Texte proposé:
Perdre la tête
Il était une fois où j’ai perdu la tête. À midi sonné, un jour d’été, sans m’en aviser, elle s’est volatilisée – mais autant ici vous le préciser, je la perds aussi souvent que mes clés. En effet, il me plaît de foncer tête baissée, sans jamais vérifier où je mets les pieds. J’aime goûter à l’amène félicité d’oublier de penser, de me laisser caresser par des promesses données, de me délecter de baisers volés. Je sais, c’est mon péché. Et, que le ciel en soit remercié, mes attraits pour la volupté ne sont pas près de me quitter.

Données fournies:
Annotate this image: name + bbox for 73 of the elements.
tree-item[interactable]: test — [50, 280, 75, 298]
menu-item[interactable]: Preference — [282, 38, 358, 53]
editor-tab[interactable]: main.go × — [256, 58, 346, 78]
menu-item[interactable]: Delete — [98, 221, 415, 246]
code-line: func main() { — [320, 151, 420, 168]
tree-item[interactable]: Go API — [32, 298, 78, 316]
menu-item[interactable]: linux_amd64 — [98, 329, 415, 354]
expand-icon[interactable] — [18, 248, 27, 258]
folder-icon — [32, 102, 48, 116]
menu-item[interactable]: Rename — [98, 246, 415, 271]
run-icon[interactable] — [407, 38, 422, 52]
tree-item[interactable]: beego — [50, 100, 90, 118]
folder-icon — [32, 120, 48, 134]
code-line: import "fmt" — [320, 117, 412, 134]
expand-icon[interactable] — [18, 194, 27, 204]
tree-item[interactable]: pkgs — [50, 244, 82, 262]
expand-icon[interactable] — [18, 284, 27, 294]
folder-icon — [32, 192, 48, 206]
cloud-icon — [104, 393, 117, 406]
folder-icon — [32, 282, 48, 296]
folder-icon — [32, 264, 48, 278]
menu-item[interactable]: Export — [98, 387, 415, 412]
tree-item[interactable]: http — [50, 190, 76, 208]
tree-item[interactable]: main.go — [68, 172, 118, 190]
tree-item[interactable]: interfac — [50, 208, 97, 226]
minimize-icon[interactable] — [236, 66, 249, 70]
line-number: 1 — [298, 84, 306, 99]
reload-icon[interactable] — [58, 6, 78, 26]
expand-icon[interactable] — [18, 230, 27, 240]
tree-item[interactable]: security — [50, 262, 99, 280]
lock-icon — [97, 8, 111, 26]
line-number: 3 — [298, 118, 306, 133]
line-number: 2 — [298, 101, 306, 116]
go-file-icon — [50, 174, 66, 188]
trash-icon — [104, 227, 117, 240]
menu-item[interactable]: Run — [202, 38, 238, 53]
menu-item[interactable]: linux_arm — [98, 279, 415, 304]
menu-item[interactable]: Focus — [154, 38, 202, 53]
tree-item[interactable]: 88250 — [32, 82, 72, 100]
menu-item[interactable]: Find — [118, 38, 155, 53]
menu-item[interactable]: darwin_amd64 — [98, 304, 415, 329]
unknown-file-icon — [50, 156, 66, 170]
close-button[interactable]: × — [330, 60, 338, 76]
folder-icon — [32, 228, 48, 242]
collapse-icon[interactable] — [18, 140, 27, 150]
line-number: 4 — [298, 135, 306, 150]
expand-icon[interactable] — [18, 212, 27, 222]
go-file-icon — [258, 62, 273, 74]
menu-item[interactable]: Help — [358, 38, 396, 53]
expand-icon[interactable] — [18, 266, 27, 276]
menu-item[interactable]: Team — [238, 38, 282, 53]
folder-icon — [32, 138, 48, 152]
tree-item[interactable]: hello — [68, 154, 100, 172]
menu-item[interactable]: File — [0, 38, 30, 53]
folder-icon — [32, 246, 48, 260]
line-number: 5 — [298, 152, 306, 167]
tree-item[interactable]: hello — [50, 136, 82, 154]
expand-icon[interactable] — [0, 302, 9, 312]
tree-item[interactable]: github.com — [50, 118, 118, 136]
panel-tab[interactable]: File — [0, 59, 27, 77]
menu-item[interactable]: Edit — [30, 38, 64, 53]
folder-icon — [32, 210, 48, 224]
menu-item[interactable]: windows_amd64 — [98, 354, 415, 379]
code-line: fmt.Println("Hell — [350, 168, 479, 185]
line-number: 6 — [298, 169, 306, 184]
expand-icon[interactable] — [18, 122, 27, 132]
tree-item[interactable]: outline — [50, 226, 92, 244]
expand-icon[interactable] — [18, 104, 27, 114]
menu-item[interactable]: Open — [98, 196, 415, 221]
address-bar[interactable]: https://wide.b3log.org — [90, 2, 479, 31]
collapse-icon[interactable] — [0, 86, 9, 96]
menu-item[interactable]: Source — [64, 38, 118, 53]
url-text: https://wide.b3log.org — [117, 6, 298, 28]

Consigne:
Pour chaque affirmation, dites si elle concorde avec le texte « Perdre la tête ». Répondez par oui ou par non et citez les mots du texte qui tranchent.
1. Le « je » du texte perd la tête aussi souvent que ses clés.
2. Le « je » du texte vérifie toujours où il met les pieds.
3. La perte de tête racontée a lieu un soir d'hiver.
Le matériel qui précède n'a aucun rapport avec le texte.

Corrigé:
1. Oui : « je la perds aussi souvent que mes clés ».
2. Non : « sans jamais vérifier où je mets les pieds ».
3. Non : « À midi sonné, un jour d’été ».